* Problem requirements
Turn each line of the records below into a JSON list of strings, with one string per line and any blank lines left out.

* Available records
# # # # #

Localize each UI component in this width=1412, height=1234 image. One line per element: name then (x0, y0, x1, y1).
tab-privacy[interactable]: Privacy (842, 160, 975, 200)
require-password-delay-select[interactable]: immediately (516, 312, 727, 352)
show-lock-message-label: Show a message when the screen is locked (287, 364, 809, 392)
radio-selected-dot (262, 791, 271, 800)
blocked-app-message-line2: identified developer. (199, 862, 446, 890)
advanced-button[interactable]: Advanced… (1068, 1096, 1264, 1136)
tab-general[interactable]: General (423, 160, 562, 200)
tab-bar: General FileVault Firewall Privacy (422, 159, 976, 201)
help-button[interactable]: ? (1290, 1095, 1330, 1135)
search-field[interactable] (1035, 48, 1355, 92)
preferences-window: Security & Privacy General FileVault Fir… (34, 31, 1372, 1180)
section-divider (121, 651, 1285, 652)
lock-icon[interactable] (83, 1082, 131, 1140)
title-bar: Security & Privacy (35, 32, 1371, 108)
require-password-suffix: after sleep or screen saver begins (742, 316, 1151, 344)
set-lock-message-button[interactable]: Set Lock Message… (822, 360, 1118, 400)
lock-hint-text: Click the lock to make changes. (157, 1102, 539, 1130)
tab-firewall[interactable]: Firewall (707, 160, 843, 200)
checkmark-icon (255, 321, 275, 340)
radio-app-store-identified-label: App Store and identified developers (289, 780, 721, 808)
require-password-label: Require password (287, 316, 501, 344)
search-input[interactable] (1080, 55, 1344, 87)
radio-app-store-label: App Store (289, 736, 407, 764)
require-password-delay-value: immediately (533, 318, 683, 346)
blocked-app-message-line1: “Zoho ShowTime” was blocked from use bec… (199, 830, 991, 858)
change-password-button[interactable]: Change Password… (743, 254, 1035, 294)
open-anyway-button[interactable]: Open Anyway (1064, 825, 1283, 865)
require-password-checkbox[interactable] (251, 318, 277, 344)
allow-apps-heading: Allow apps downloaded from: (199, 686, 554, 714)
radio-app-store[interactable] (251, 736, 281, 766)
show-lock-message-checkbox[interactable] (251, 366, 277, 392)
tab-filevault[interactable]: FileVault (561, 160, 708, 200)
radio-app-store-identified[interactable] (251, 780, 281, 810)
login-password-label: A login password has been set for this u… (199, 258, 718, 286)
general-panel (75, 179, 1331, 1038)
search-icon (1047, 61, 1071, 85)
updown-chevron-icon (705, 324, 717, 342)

# # # # #

* Written solution
[
  "Localize each UI component in this width=1412, height=1234 image. One line per element: name then (x0, y0, x1, y1).",
  "tab-privacy[interactable]: Privacy (842, 160, 975, 200)",
  "require-password-delay-select[interactable]: immediately (516, 312, 727, 352)",
  "show-lock-message-label: Show a message when the screen is locked (287, 364, 809, 392)",
  "radio-selected-dot (262, 791, 271, 800)",
  "blocked-app-message-line2: identified developer. (199, 862, 446, 890)",
  "advanced-button[interactable]: Advanced… (1068, 1096, 1264, 1136)",
  "tab-general[interactable]: General (423, 160, 562, 200)",
  "tab-bar: General FileVault Firewall Privacy (422, 159, 976, 201)",
  "help-button[interactable]: ? (1290, 1095, 1330, 1135)",
  "search-field[interactable] (1035, 48, 1355, 92)",
  "preferences-window: Security & Privacy General FileVault Fir… (34, 31, 1372, 1180)",
  "section-divider (121, 651, 1285, 652)",
  "lock-icon[interactable] (83, 1082, 131, 1140)",
  "title-bar: Security & Privacy (35, 32, 1371, 108)",
  "require-password-suffix: after sleep or screen saver begins (742, 316, 1151, 344)",
  "set-lock-message-button[interactable]: Set Lock Message… (822, 360, 1118, 400)",
  "lock-hint-text: Click the lock to make changes. (157, 1102, 539, 1130)",
  "tab-firewall[interactable]: Firewall (707, 160, 843, 200)",
  "checkmark-icon (255, 321, 275, 340)",
  "radio-app-store-identified-label: App Store and identified developers (289, 780, 721, 808)",
  "require-password-label: Require password (287, 316, 501, 344)",
  "search-input[interactable] (1080, 55, 1344, 87)",
  "radio-app-store-label: App Store (289, 736, 407, 764)",
  "require-password-delay-value: immediately (533, 318, 683, 346)",
  "blocked-app-message-line1: “Zoho ShowTime” was blocked from use bec… (199, 830, 991, 858)",
  "change-password-button[interactable]: Change Password… (743, 254, 1035, 294)",
  "open-anyway-button[interactable]: Open Anyway (1064, 825, 1283, 865)",
  "require-password-checkbox[interactable] (251, 318, 277, 344)",
  "allow-apps-heading: Allow apps downloaded from: (199, 686, 554, 714)",
  "radio-app-store[interactable] (251, 736, 281, 766)",
  "show-lock-message-checkbox[interactable] (251, 366, 277, 392)",
  "tab-filevault[interactable]: FileVault (561, 160, 708, 200)",
  "radio-app-store-identified[interactable] (251, 780, 281, 810)",
  "login-password-label: A login password has been set for this u… (199, 258, 718, 286)",
  "general-panel (75, 179, 1331, 1038)",
  "search-icon (1047, 61, 1071, 85)",
  "updown-chevron-icon (705, 324, 717, 342)"
]